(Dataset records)
'''
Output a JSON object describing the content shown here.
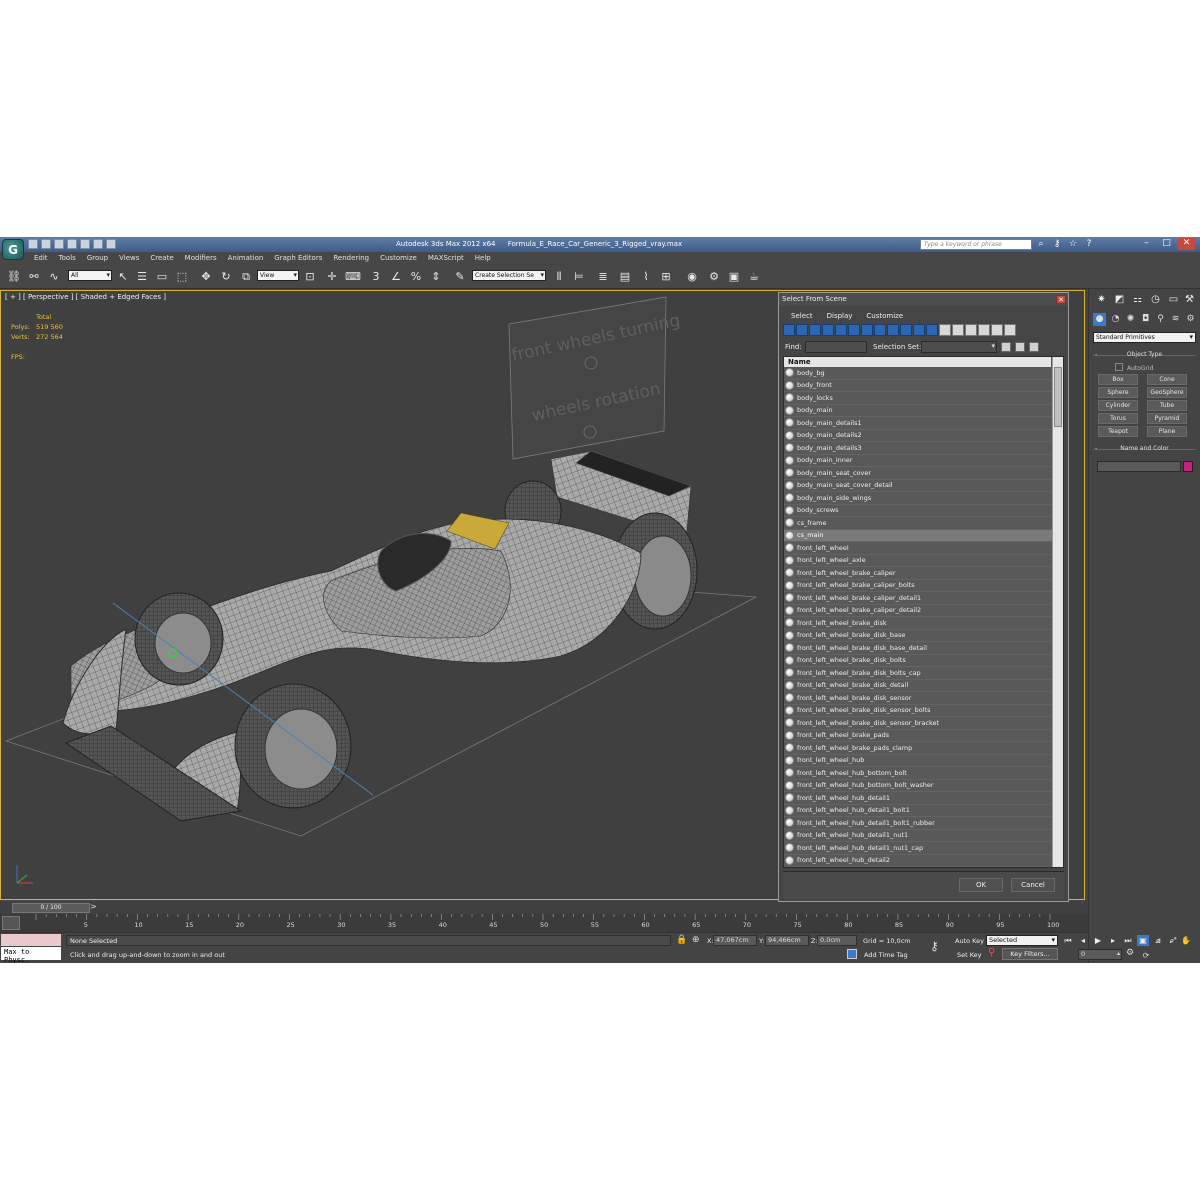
{
  "titlebar": {
    "app_name": "Autodesk 3ds Max  2012 x64",
    "file_name": "Formula_E_Race_Car_Generic_3_Rigged_vray.max",
    "search_placeholder": "Type a keyword or phrase"
  },
  "menu": [
    "Edit",
    "Tools",
    "Group",
    "Views",
    "Create",
    "Modifiers",
    "Animation",
    "Graph Editors",
    "Rendering",
    "Customize",
    "MAXScript",
    "Help"
  ],
  "toolbar": {
    "selection_filter": "All",
    "reference_coord": "View",
    "snap_angle": "3",
    "named_selection": "Create Selection Se"
  },
  "viewport": {
    "label": "[ + ] [ Perspective ] [ Shaded + Edged Faces ]",
    "stats_header": "Total",
    "polys_label": "Polys:",
    "polys_value": "519 560",
    "verts_label": "Verts:",
    "verts_value": "272 564",
    "fps_label": "FPS:",
    "sign_text_1": "front wheels turning",
    "sign_text_2": "wheels rotation"
  },
  "dialog": {
    "title": "Select From Scene",
    "menu": [
      "Select",
      "Display",
      "Customize"
    ],
    "find_label": "Find:",
    "selection_set_label": "Selection Set:",
    "column_header": "Name",
    "items": [
      "body_bg",
      "body_front",
      "body_locks",
      "body_main",
      "body_main_details1",
      "body_main_details2",
      "body_main_details3",
      "body_main_inner",
      "body_main_seat_cover",
      "body_main_seat_cover_detail",
      "body_main_side_wings",
      "body_screws",
      "cs_frame",
      "cs_main",
      "front_left_wheel",
      "front_left_wheel_axle",
      "front_left_wheel_brake_caliper",
      "front_left_wheel_brake_caliper_bolts",
      "front_left_wheel_brake_caliper_detail1",
      "front_left_wheel_brake_caliper_detail2",
      "front_left_wheel_brake_disk",
      "front_left_wheel_brake_disk_base",
      "front_left_wheel_brake_disk_base_detail",
      "front_left_wheel_brake_disk_bolts",
      "front_left_wheel_brake_disk_bolts_cap",
      "front_left_wheel_brake_disk_detail",
      "front_left_wheel_brake_disk_sensor",
      "front_left_wheel_brake_disk_sensor_bolts",
      "front_left_wheel_brake_disk_sensor_bracket",
      "front_left_wheel_brake_pads",
      "front_left_wheel_brake_pads_clamp",
      "front_left_wheel_hub",
      "front_left_wheel_hub_bottom_bolt",
      "front_left_wheel_hub_bottom_bolt_washer",
      "front_left_wheel_hub_detail1",
      "front_left_wheel_hub_detail1_bolt1",
      "front_left_wheel_hub_detail1_bolt1_rubber",
      "front_left_wheel_hub_detail1_nut1",
      "front_left_wheel_hub_detail1_nut1_cap",
      "front_left_wheel_hub_detail2"
    ],
    "selected_item": "cs_main",
    "ok": "OK",
    "cancel": "Cancel"
  },
  "command_panel": {
    "category": "Standard Primitives",
    "object_type_title": "Object Type",
    "autogrid": "AutoGrid",
    "buttons": [
      "Box",
      "Cone",
      "Sphere",
      "GeoSphere",
      "Cylinder",
      "Tube",
      "Torus",
      "Pyramid",
      "Teapot",
      "Plane"
    ],
    "name_color_title": "Name and Color",
    "object_color": "#c2237e"
  },
  "timeline": {
    "slider_label": "0 / 100",
    "ticks": [
      "0",
      "5",
      "10",
      "15",
      "20",
      "25",
      "30",
      "35",
      "40",
      "45",
      "50",
      "55",
      "60",
      "65",
      "70",
      "75",
      "80",
      "85",
      "90",
      "95",
      "100"
    ]
  },
  "status": {
    "maxscript_output": "Max to Physc.",
    "selection_msg": "None Selected",
    "prompt": "Click and drag up-and-down to zoom in and out",
    "x_label": "X:",
    "x_value": "47,067cm",
    "y_label": "Y:",
    "y_value": "94,466cm",
    "z_label": "Z:",
    "z_value": "0,0cm",
    "grid": "Grid = 10,0cm",
    "add_time_tag": "Add Time Tag",
    "auto_key": "Auto Key",
    "auto_key_mode": "Selected",
    "set_key": "Set Key",
    "key_filters": "Key Filters...",
    "current_frame": "0"
  }
}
'''
What this task involves: Omitting all images, print the listing exactly.

Worked solution:
Output a JSON object describing the content shown here.
{
  "titlebar": {
    "app_name": "Autodesk 3ds Max  2012 x64",
    "file_name": "Formula_E_Race_Car_Generic_3_Rigged_vray.max",
    "search_placeholder": "Type a keyword or phrase"
  },
  "menu": [
    "Edit",
    "Tools",
    "Group",
    "Views",
    "Create",
    "Modifiers",
    "Animation",
    "Graph Editors",
    "Rendering",
    "Customize",
    "MAXScript",
    "Help"
  ],
  "toolbar": {
    "selection_filter": "All",
    "reference_coord": "View",
    "snap_angle": "3",
    "named_selection": "Create Selection Se"
  },
  "viewport": {
    "label": "[ + ] [ Perspective ] [ Shaded + Edged Faces ]",
    "stats_header": "Total",
    "polys_label": "Polys:",
    "polys_value": "519 560",
    "verts_label": "Verts:",
    "verts_value": "272 564",
    "fps_label": "FPS:",
    "sign_text_1": "front wheels turning",
    "sign_text_2": "wheels rotation"
  },
  "dialog": {
    "title": "Select From Scene",
    "menu": [
      "Select",
      "Display",
      "Customize"
    ],
    "find_label": "Find:",
    "selection_set_label": "Selection Set:",
    "column_header": "Name",
    "items": [
      "body_bg",
      "body_front",
      "body_locks",
      "body_main",
      "body_main_details1",
      "body_main_details2",
      "body_main_details3",
      "body_main_inner",
      "body_main_seat_cover",
      "body_main_seat_cover_detail",
      "body_main_side_wings",
      "body_screws",
      "cs_frame",
      "cs_main",
      "front_left_wheel",
      "front_left_wheel_axle",
      "front_left_wheel_brake_caliper",
      "front_left_wheel_brake_caliper_bolts",
      "front_left_wheel_brake_caliper_detail1",
      "front_left_wheel_brake_caliper_detail2",
      "front_left_wheel_brake_disk",
      "front_left_wheel_brake_disk_base",
      "front_left_wheel_brake_disk_base_detail",
      "front_left_wheel_brake_disk_bolts",
      "front_left_wheel_brake_disk_bolts_cap",
      "front_left_wheel_brake_disk_detail",
      "front_left_wheel_brake_disk_sensor",
      "front_left_wheel_brake_disk_sensor_bolts",
      "front_left_wheel_brake_disk_sensor_bracket",
      "front_left_wheel_brake_pads",
      "front_left_wheel_brake_pads_clamp",
      "front_left_wheel_hub",
      "front_left_wheel_hub_bottom_bolt",
      "front_left_wheel_hub_bottom_bolt_washer",
      "front_left_wheel_hub_detail1",
      "front_left_wheel_hub_detail1_bolt1",
      "front_left_wheel_hub_detail1_bolt1_rubber",
      "front_left_wheel_hub_detail1_nut1",
      "front_left_wheel_hub_detail1_nut1_cap",
      "front_left_wheel_hub_detail2"
    ],
    "selected_item": "cs_main",
    "ok": "OK",
    "cancel": "Cancel"
  },
  "command_panel": {
    "category": "Standard Primitives",
    "object_type_title": "Object Type",
    "autogrid": "AutoGrid",
    "buttons": [
      "Box",
      "Cone",
      "Sphere",
      "GeoSphere",
      "Cylinder",
      "Tube",
      "Torus",
      "Pyramid",
      "Teapot",
      "Plane"
    ],
    "name_color_title": "Name and Color",
    "object_color": "#c2237e"
  },
  "timeline": {
    "slider_label": "0 / 100",
    "ticks": [
      "0",
      "5",
      "10",
      "15",
      "20",
      "25",
      "30",
      "35",
      "40",
      "45",
      "50",
      "55",
      "60",
      "65",
      "70",
      "75",
      "80",
      "85",
      "90",
      "95",
      "100"
    ]
  },
  "status": {
    "maxscript_output": "Max to Physc.",
    "selection_msg": "None Selected",
    "prompt": "Click and drag up-and-down to zoom in and out",
    "x_label": "X:",
    "x_value": "47,067cm",
    "y_label": "Y:",
    "y_value": "94,466cm",
    "z_label": "Z:",
    "z_value": "0,0cm",
    "grid": "Grid = 10,0cm",
    "add_time_tag": "Add Time Tag",
    "auto_key": "Auto Key",
    "auto_key_mode": "Selected",
    "set_key": "Set Key",
    "key_filters": "Key Filters...",
    "current_frame": "0"
  }
}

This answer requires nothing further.